В 1925 году дифференциация советского крестьянства была объявлена предрассудком паникеров. Яковлев был направлен в Центральное статистическое управление и отобрал там все марксистские термометры на предмет разрушения. Но беда в том, что изменения температуры не прекращаются в отсутствие термометра. Зато проявления скрытого органического процесса застигают целителей и исцеляемых врасплох. Так было с хлебной забастовкой кулака, который неожиданно оказался руководящей фигурой в деревне и заставил Сталина произвести 15 февраля 1928 года (см. «Правду» от этого числа) поворот на 180 градусов.
Термометр цен имеет не меньшее значение, чем термометр дифференциации крестьянства. После XII съезда партии, где ножницы впервые получили свое наименование и свое истолкование, значение их начало входить во всеобщее понимание. В течение следующих трех лет ножницы неизменно демонстрировались на пленумах ЦК, на конференциях и съездах именно как основная кривая хозяйственной температуры страны. Но затем они постоянно стали исчезать из обихода, и наконец на исходе 1929 года Сталин объявил их «буржуазным предрассудком». Так как термометр оказался своевременно разбит, то у Сталина не было никакого повода представлять XVI съезду партии кривую хозяйственной температуры.

Перечень записей

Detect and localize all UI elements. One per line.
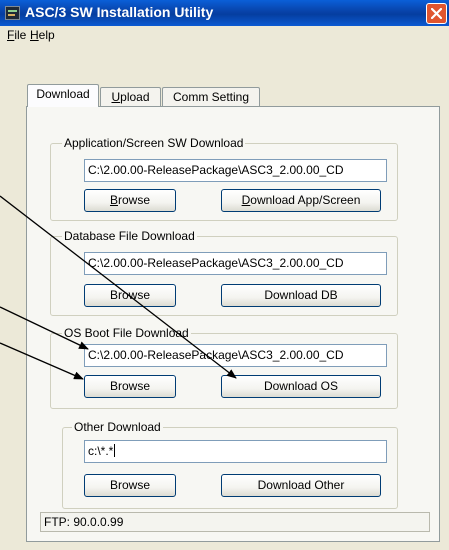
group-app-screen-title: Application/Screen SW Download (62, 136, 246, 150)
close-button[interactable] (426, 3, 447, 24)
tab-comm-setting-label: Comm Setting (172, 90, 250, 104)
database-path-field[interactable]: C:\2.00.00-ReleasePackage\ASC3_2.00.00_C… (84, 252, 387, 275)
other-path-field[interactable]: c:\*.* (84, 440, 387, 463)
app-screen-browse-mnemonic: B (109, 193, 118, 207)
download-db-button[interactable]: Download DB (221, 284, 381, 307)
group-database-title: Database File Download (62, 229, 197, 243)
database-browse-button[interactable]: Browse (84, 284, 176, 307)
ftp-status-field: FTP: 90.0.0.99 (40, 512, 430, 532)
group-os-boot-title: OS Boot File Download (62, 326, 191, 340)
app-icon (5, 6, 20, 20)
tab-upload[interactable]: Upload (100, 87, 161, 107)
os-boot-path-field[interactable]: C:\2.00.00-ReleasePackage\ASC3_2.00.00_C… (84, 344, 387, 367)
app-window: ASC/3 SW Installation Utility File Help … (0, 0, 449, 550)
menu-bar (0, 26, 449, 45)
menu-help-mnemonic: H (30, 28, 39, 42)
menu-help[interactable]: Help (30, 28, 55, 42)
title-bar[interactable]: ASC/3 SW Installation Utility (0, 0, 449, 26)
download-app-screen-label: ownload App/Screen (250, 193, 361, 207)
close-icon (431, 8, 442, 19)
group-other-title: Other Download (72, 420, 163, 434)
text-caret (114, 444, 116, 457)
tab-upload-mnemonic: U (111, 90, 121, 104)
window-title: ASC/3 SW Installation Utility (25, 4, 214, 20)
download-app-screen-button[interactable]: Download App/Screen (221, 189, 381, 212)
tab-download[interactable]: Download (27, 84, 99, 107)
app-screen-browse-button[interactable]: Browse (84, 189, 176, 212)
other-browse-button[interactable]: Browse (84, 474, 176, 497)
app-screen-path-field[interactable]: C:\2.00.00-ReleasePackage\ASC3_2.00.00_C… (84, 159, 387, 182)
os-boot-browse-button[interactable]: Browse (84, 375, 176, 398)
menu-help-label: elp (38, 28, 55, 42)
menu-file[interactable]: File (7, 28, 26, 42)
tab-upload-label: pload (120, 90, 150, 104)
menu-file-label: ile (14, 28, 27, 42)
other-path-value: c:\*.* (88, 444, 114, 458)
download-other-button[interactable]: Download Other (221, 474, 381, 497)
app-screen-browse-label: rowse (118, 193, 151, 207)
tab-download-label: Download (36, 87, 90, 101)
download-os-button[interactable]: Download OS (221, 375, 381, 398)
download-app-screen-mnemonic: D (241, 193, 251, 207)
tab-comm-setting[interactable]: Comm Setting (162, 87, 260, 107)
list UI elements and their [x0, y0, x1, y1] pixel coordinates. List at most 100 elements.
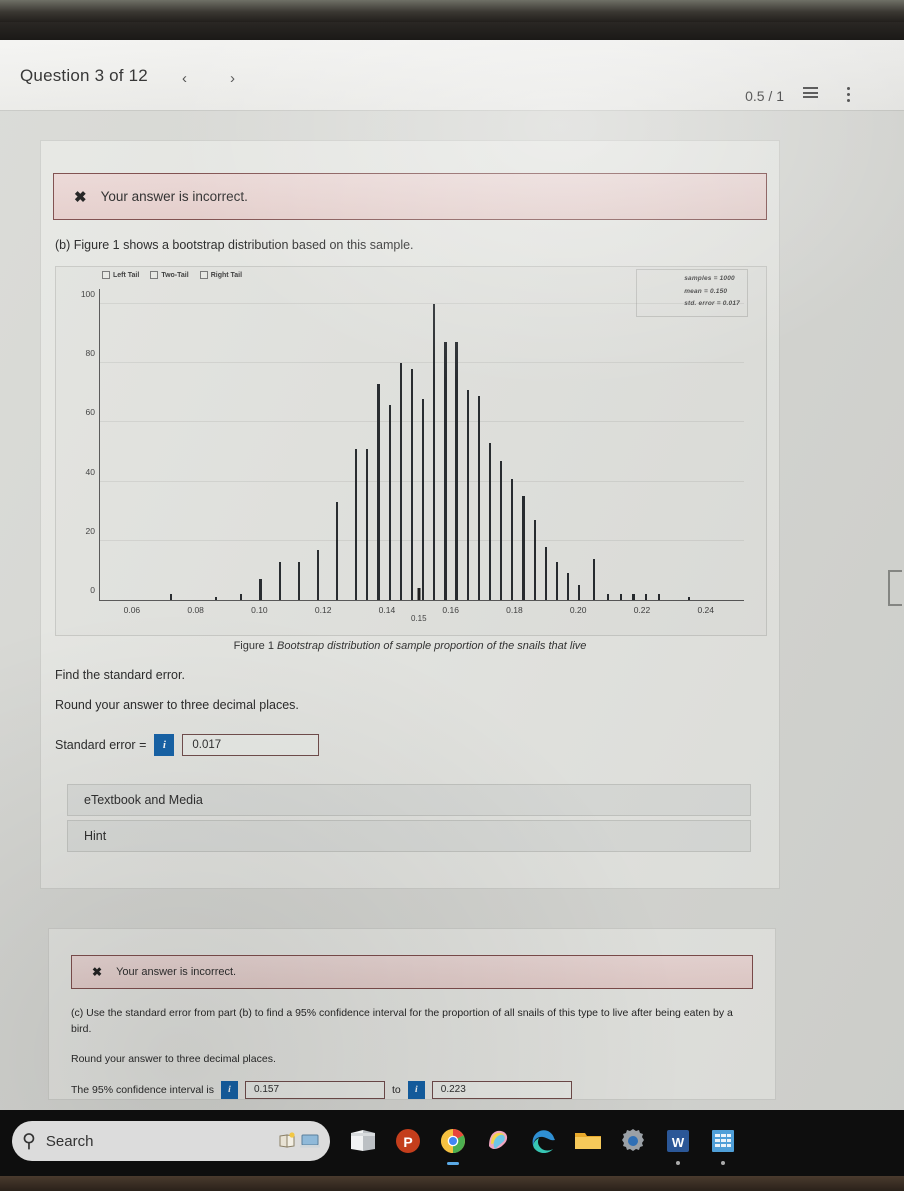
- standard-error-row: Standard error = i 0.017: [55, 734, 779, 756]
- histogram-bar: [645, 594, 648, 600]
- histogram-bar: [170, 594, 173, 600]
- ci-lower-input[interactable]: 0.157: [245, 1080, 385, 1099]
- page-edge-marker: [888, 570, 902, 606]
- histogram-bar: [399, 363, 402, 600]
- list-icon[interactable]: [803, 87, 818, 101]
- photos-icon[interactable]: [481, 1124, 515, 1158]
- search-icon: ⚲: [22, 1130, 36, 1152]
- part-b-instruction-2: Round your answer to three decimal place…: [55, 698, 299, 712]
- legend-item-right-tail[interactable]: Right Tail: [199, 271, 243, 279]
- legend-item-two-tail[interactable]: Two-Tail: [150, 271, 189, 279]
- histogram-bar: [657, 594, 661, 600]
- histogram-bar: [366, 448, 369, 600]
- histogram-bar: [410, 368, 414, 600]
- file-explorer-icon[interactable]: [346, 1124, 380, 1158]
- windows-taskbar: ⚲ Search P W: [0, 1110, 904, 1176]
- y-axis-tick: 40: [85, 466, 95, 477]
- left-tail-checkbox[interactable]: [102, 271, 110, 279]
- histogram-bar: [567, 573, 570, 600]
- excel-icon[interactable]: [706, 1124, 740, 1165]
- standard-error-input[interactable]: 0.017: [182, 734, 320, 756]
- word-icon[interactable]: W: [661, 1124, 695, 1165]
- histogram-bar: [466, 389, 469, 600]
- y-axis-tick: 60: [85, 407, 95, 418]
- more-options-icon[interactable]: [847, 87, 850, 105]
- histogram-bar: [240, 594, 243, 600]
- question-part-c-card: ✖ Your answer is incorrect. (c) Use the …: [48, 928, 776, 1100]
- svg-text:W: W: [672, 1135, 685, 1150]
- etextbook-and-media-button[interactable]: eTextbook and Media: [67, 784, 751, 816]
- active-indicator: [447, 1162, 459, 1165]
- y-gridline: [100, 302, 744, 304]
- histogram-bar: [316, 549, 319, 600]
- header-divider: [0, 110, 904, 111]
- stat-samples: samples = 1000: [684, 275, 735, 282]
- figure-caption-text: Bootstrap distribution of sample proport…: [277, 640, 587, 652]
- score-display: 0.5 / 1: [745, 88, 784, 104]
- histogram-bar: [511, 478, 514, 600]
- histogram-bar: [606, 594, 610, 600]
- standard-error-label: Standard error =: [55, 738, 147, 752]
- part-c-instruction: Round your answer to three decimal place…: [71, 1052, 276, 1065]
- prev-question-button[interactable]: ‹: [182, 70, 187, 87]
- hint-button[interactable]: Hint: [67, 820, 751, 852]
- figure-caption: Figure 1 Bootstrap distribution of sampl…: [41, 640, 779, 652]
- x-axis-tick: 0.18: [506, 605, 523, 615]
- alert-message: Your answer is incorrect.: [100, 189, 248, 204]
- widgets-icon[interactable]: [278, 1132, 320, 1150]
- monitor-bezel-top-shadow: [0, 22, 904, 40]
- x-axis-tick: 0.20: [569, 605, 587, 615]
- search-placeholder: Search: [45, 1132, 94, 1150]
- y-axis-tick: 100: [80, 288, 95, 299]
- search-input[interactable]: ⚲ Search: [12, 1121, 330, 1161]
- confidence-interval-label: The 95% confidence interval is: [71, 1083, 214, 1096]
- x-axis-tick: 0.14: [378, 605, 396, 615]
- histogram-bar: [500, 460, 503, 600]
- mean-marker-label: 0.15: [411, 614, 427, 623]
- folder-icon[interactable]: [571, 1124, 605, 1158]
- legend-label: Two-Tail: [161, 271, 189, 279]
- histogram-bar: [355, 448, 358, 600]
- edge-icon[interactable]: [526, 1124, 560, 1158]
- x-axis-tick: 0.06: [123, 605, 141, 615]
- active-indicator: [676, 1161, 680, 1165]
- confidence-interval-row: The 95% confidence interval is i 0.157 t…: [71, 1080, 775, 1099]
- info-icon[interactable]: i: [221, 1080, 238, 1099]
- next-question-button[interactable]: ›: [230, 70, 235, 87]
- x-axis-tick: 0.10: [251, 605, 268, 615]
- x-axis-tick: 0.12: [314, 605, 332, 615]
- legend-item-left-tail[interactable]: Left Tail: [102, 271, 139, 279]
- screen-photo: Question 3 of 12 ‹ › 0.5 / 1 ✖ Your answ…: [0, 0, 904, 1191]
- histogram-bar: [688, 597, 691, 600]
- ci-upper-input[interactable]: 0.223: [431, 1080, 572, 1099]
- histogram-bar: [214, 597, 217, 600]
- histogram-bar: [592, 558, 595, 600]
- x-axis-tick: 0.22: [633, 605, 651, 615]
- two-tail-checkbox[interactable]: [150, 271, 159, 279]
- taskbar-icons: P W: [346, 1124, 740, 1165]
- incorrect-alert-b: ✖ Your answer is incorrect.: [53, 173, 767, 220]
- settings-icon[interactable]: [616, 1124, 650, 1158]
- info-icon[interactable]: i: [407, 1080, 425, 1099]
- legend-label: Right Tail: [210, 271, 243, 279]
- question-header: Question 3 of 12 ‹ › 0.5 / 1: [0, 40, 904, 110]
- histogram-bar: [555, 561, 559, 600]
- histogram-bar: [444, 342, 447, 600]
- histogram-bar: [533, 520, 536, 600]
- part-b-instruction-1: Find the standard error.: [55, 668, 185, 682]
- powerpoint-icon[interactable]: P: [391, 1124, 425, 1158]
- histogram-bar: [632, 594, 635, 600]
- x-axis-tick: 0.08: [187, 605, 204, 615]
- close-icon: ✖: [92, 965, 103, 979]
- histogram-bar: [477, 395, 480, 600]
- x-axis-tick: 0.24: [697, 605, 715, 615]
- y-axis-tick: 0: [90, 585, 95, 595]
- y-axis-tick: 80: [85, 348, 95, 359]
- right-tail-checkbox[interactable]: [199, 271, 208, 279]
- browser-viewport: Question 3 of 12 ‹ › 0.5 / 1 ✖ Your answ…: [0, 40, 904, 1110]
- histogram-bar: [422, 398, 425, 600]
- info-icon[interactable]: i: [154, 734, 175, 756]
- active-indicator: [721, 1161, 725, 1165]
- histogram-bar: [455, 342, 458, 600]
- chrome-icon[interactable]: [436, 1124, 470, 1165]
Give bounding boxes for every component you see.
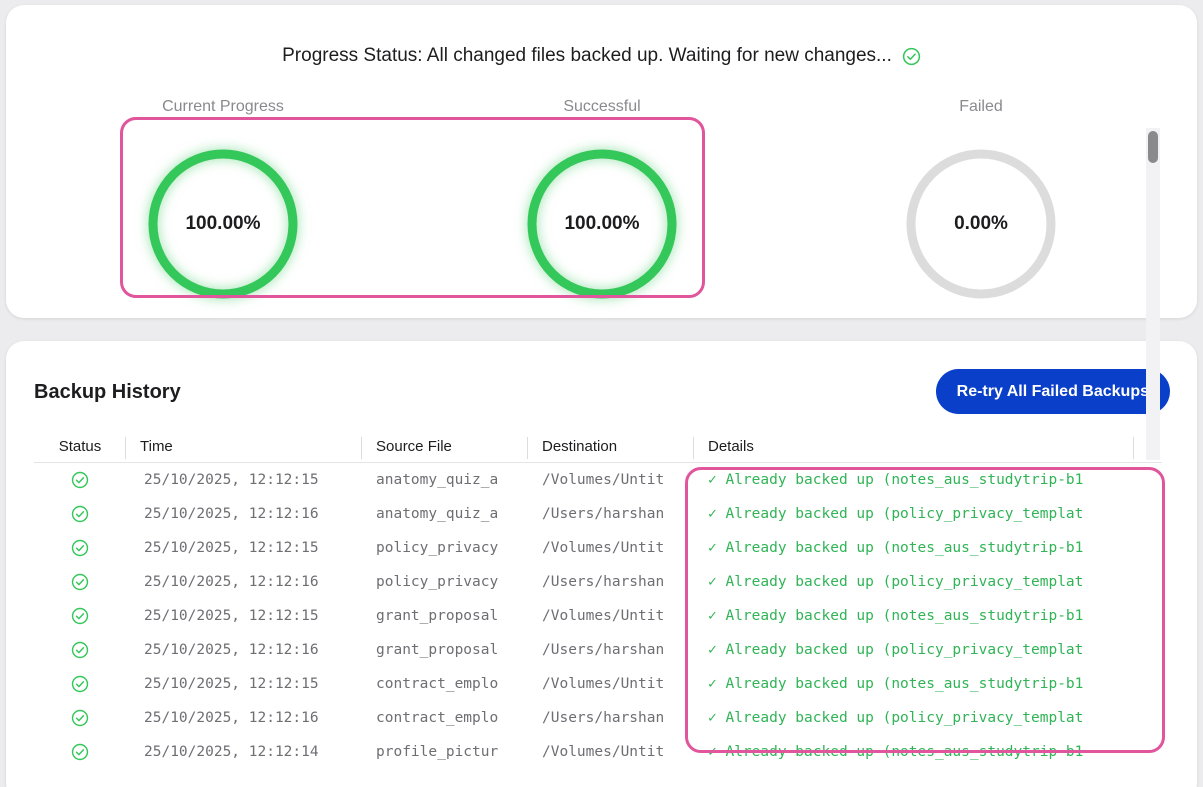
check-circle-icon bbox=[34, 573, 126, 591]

Задания
a – Согласуются ли с текстом о хозяйственных «термометрах» следующие утверждения? (i) В 1925 году дифференциацию советского крестьянства объявили предрассудком паникеров. (ii) Свое наименование ножницы впервые получили на XV съезде партии. (iii) На исходе 1929 года Сталин назвал ножницы «буржуазным предрассудком». Ответьте на каждое «да» или «нет» и приведите точную цитату из текста, которая это решает.
b – Продолжите текст о хозяйственных «термометрах», начав сразу после его последнего предложения.

Ответы на задания
a –
(i) Да: «В 1925 году дифференциация советского крестьянства была объявлена предрассудком паникеров».
(ii) Нет: «После XII съезда партии, где ножницы впервые получили свое наименование и свое истолкование».
(iii) Да: «наконец на исходе 1929 года Сталин объявил их «буржуазным предрассудком»».

b –
Марксистская теория есть орудие мысли, служащее для уяснения того, что есть, что становится и что предстоит, и для определения того, что надо делать. Сталинская теория есть служанка бюрократии. Она служит для оправдания зигзагов задним числом, для сокрытия вчерашних ошибок и, следовательно, для подготовки завтрашних. Умолчание о ножницах есть центральное место сталинского доклада. Это может показаться парадоксом, ибо умолчание есть пустое место. Но это тем не менее так: в центре сталинского доклада стоит сознательно и преднамеренно просверленная дыра.
Консулы, бдите, дабы от этой самой дыры не было диктатуре ущерба!
II. Земельная рента, или Сталин углубляет Энгельса и Маркса
В начале своей борьбы с «генеральным секретарем» Бухарин заявил как-то, что главной амбицией Сталина является заставить признать себя «теоретиком». Бухарин достаточно хорошо знает Сталина, с одной стороны, азбуку коммунизма, с другой, чтобы понимать всю трагикомичность этой претензии. В качестве теоретика Сталин выступал на конференции аграрников-марксистов. В числе многого другого не поздоровилось при этом земельной ренте.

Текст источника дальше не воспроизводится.